- [Information supplied]:
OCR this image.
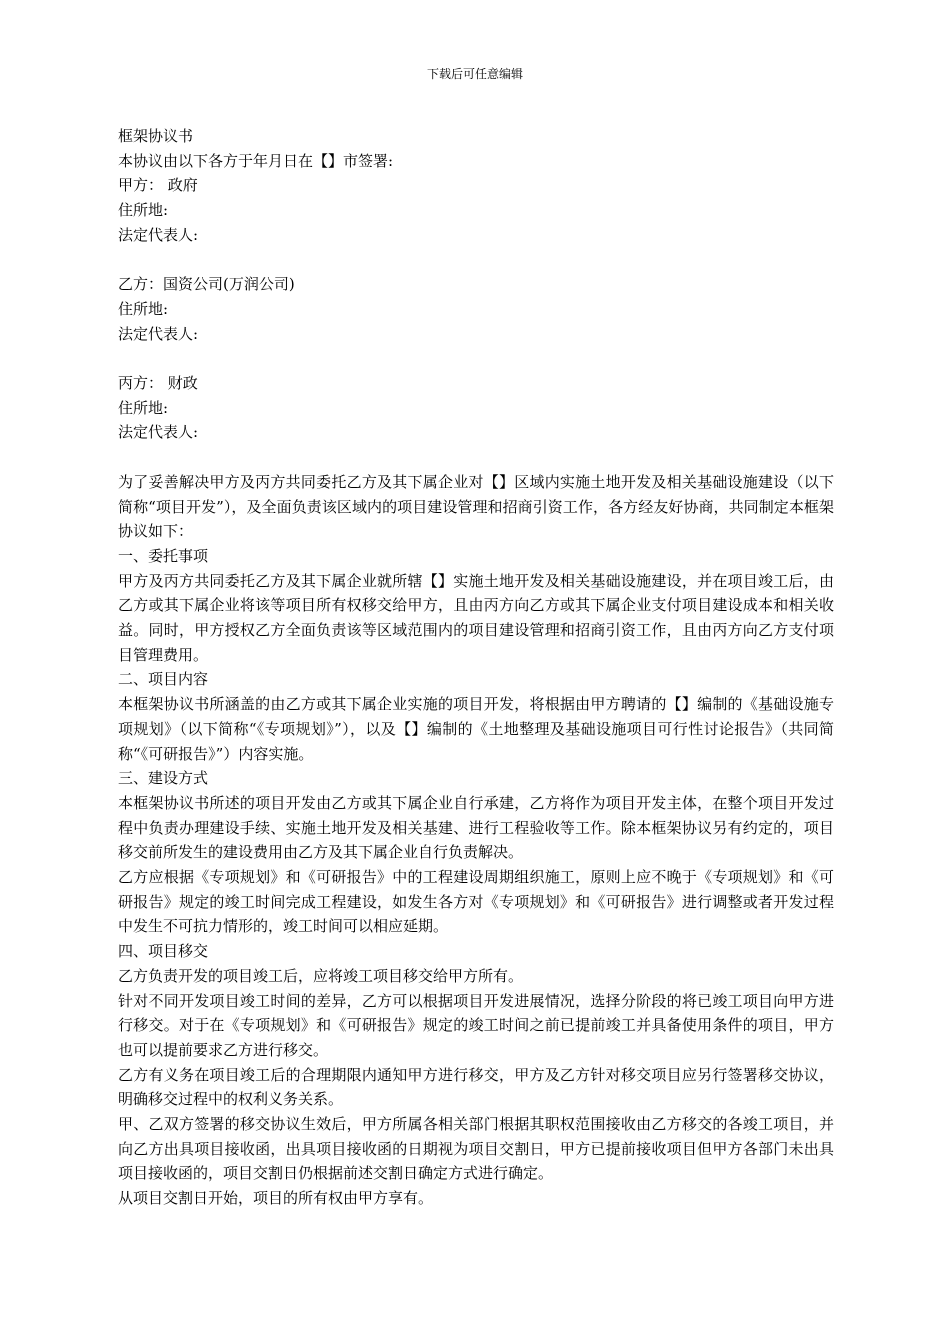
下载后可任意编辑

框架协议书

本协议由以下各方于年月日在【】市签署:

甲方： 政府

住所地:

法定代表人:

乙方：国资公司(万润公司)

住所地:

法定代表人:

丙方： 财政

住所地:

法定代表人:

为了妥善解决甲方及丙方共同委托乙方及其下属企业对【】区域内实施土地开发及相关基础设施建设（以下简称“项目开发”），及全面负责该区域内的项目建设管理和招商引资工作，各方经友好协商，共同制定本框架协议如下：

一、委托事项

甲方及丙方共同委托乙方及其下属企业就所辖【】实施土地开发及相关基础设施建设，并在项目竣工后，由乙方或其下属企业将该等项目所有权移交给甲方，且由丙方向乙方或其下属企业支付项目建设成本和相关收益。同时，甲方授权乙方全面负责该等区域范围内的项目建设管理和招商引资工作，且由丙方向乙方支付项目管理费用。

二、项目内容

本框架协议书所涵盖的由乙方或其下属企业实施的项目开发，将根据由甲方聘请的【】编制的《基础设施专项规划》（以下简称“《专项规划》”），以及【】编制的《土地整理及基础设施项目可行性讨论报告》（共同简称“《可研报告》”）内容实施。

三、建设方式

本框架协议书所述的项目开发由乙方或其下属企业自行承建，乙方将作为项目开发主体，在整个项目开发过程中负责办理建设手续、实施土地开发及相关基建、进行工程验收等工作。除本框架协议另有约定的，项目移交前所发生的建设费用由乙方及其下属企业自行负责解决。

乙方应根据《专项规划》和《可研报告》中的工程建设周期组织施工，原则上应不晚于《专项规划》和《可研报告》规定的竣工时间完成工程建设，如发生各方对《专项规划》和《可研报告》进行调整或者开发过程中发生不可抗力情形的，竣工时间可以相应延期。

四、项目移交

乙方负责开发的项目竣工后，应将竣工项目移交给甲方所有。

针对不同开发项目竣工时间的差异，乙方可以根据项目开发进展情况，选择分阶段的将已竣工项目向甲方进行移交。对于在《专项规划》和《可研报告》规定的竣工时间之前已提前竣工并具备使用条件的项目，甲方也可以提前要求乙方进行移交。

乙方有义务在项目竣工后的合理期限内通知甲方进行移交，甲方及乙方针对移交项目应另行签署移交协议，明确移交过程中的权利义务关系。

甲、乙双方签署的移交协议生效后，甲方所属各相关部门根据其职权范围接收由乙方移交的各竣工项目，并向乙方出具项目接收函，出具项目接收函的日期视为项目交割日，甲方已提前接收项目但甲方各部门未出具项目接收函的，项目交割日仍根据前述交割日确定方式进行确定。

从项目交割日开始，项目的所有权由甲方享有。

- [What you will do]:
Your answer should be one number: how many lines of the listing include the word "可研报告".

- [The answer]:
3